AIM OF THE TASK:
Give the data below again, word for word.

RECORDS FOR THIS TASK:

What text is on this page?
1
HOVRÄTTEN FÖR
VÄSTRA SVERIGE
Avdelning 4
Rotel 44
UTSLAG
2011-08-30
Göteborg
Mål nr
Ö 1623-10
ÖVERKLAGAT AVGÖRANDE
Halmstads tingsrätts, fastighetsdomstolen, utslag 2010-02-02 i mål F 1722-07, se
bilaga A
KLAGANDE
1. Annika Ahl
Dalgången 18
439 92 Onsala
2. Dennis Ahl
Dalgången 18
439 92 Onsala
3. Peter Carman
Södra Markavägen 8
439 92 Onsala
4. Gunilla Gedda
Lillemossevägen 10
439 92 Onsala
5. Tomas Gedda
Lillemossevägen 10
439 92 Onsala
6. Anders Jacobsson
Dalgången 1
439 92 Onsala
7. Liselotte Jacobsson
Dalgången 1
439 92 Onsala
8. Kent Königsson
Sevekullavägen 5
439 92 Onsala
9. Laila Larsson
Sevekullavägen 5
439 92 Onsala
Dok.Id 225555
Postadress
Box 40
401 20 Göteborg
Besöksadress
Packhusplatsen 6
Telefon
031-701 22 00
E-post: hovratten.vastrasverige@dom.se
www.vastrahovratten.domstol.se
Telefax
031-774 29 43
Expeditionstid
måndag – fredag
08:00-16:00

EXERCISE RESULT:
What text is on this page?
1
HOVRÄTTEN FÖR
VÄSTRA SVERIGE
Avdelning 4
Rotel 44
UTSLAG
2011-08-30
Göteborg
Mål nr
Ö 1623-10
ÖVERKLAGAT AVGÖRANDE
Halmstads tingsrätts, fastighetsdomstolen, utslag 2010-02-02 i mål F 1722-07, se
bilaga A
KLAGANDE
1. Annika Ahl
Dalgången 18
439 92 Onsala
2. Dennis Ahl
Dalgången 18
439 92 Onsala
3. Peter Carman
Södra Markavägen 8
439 92 Onsala
4. Gunilla Gedda
Lillemossevägen 10
439 92 Onsala
5. Tomas Gedda
Lillemossevägen 10
439 92 Onsala
6. Anders Jacobsson
Dalgången 1
439 92 Onsala
7. Liselotte Jacobsson
Dalgången 1
439 92 Onsala
8. Kent Königsson
Sevekullavägen 5
439 92 Onsala
9. Laila Larsson
Sevekullavägen 5
439 92 Onsala
Dok.Id 225555
Postadress
Box 40
401 20 Göteborg
Besöksadress
Packhusplatsen 6
Telefon
031-701 22 00
E-post: hovratten.vastrasverige@dom.se
www.vastrahovratten.domstol.se
Telefax
031-774 29 43
Expeditionstid
måndag – fredag
08:00-16:00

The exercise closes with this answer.